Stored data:

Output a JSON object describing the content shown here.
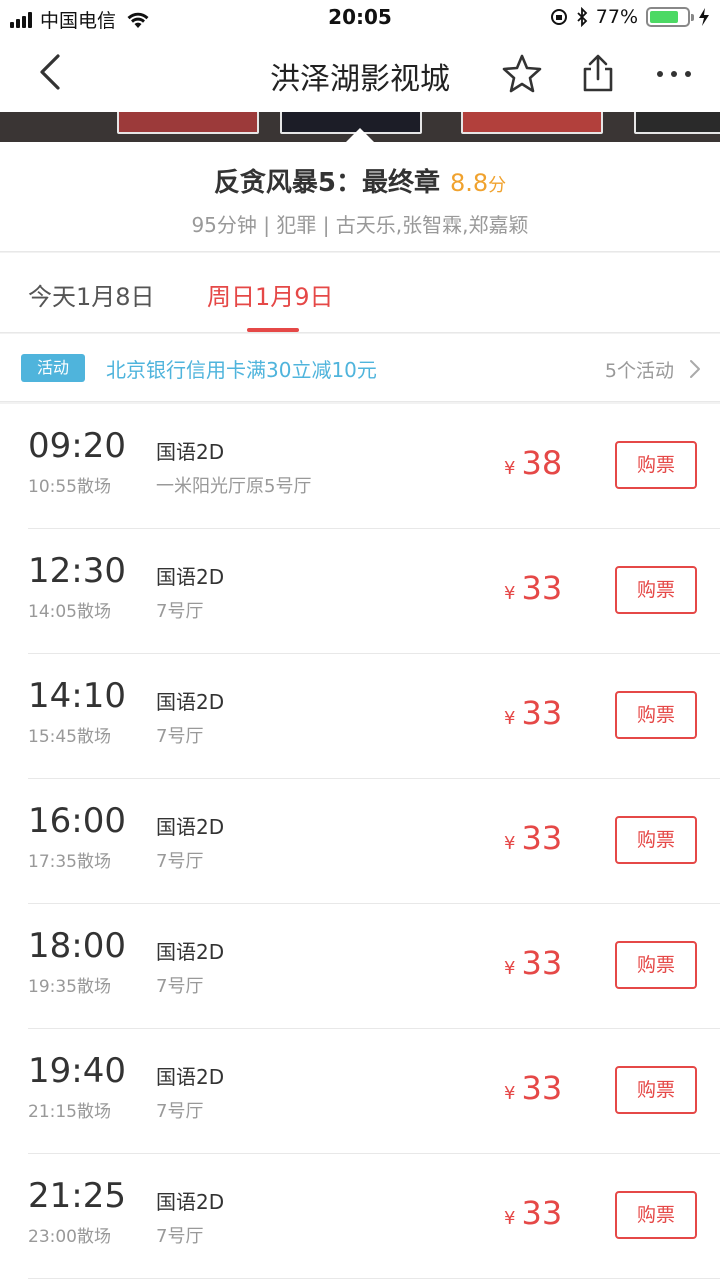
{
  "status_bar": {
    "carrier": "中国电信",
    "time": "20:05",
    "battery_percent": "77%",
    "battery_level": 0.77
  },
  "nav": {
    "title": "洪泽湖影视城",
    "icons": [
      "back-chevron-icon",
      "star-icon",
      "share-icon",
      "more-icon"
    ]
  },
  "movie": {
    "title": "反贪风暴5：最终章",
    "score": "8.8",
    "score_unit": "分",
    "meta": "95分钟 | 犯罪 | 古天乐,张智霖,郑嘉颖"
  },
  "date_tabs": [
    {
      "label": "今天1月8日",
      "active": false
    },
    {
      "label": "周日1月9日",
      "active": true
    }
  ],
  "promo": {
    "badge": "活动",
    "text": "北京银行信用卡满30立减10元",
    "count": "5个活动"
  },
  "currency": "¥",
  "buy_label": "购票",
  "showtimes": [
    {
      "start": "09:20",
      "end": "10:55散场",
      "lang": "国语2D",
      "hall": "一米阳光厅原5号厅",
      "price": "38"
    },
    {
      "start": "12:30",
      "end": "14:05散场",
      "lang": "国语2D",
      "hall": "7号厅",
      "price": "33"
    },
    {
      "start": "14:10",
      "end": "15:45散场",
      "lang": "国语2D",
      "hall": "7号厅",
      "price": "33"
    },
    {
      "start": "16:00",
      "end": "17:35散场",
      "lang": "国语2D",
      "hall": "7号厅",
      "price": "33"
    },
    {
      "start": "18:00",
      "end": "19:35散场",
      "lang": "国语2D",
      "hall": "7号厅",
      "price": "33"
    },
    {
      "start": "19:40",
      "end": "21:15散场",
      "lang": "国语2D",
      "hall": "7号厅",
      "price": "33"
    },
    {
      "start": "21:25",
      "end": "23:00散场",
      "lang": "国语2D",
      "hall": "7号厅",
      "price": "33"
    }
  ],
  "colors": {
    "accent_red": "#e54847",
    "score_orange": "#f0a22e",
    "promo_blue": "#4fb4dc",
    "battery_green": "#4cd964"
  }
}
...
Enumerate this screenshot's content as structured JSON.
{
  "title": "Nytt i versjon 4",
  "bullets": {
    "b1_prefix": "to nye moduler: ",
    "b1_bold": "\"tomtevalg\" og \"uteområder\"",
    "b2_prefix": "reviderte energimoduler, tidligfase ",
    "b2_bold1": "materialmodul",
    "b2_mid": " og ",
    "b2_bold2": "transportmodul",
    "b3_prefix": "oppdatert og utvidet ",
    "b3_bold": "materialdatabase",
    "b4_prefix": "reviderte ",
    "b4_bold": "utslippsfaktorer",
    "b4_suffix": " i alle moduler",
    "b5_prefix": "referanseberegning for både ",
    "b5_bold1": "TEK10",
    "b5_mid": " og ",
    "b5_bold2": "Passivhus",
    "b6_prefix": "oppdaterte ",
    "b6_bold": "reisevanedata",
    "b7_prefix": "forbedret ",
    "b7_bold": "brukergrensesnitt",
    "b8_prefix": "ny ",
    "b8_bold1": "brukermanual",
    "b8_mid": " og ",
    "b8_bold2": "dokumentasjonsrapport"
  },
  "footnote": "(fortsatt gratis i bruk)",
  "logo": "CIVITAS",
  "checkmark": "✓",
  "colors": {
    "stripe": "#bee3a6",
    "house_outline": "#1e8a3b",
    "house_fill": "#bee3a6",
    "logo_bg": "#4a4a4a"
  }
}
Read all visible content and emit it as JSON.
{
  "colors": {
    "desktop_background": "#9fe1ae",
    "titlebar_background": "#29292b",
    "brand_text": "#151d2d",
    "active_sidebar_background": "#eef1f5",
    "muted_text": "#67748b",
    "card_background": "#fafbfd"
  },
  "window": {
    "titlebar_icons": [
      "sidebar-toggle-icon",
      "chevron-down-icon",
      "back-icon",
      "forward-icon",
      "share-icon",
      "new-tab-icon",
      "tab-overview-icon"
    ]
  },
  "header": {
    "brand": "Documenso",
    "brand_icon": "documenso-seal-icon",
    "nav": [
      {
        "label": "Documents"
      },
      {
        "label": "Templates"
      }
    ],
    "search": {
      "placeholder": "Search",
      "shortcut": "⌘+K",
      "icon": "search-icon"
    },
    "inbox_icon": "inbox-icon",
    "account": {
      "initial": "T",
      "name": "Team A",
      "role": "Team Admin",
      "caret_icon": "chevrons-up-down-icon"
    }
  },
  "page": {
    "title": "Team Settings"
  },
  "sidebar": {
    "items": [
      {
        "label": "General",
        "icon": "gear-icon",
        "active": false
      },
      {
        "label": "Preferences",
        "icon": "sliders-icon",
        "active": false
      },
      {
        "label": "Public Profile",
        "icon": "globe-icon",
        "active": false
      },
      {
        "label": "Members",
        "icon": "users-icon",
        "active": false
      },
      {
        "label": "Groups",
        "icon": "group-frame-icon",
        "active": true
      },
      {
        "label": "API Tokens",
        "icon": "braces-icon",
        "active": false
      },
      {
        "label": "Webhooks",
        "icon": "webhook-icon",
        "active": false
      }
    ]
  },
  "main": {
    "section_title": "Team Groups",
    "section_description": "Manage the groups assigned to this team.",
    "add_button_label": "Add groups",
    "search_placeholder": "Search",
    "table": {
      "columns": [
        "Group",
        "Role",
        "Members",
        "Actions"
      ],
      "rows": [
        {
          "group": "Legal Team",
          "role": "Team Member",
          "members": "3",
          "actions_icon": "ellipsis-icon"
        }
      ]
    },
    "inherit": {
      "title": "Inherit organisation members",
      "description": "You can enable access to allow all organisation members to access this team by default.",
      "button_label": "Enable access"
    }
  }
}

(What the exercise asks): Search the listing for the string "organisation". Copy each line where it turns up.

(Result for this exercise):
      "title": "Inherit organisation members",
      "description": "You can enable access to allow all organisation members to access this team by default.",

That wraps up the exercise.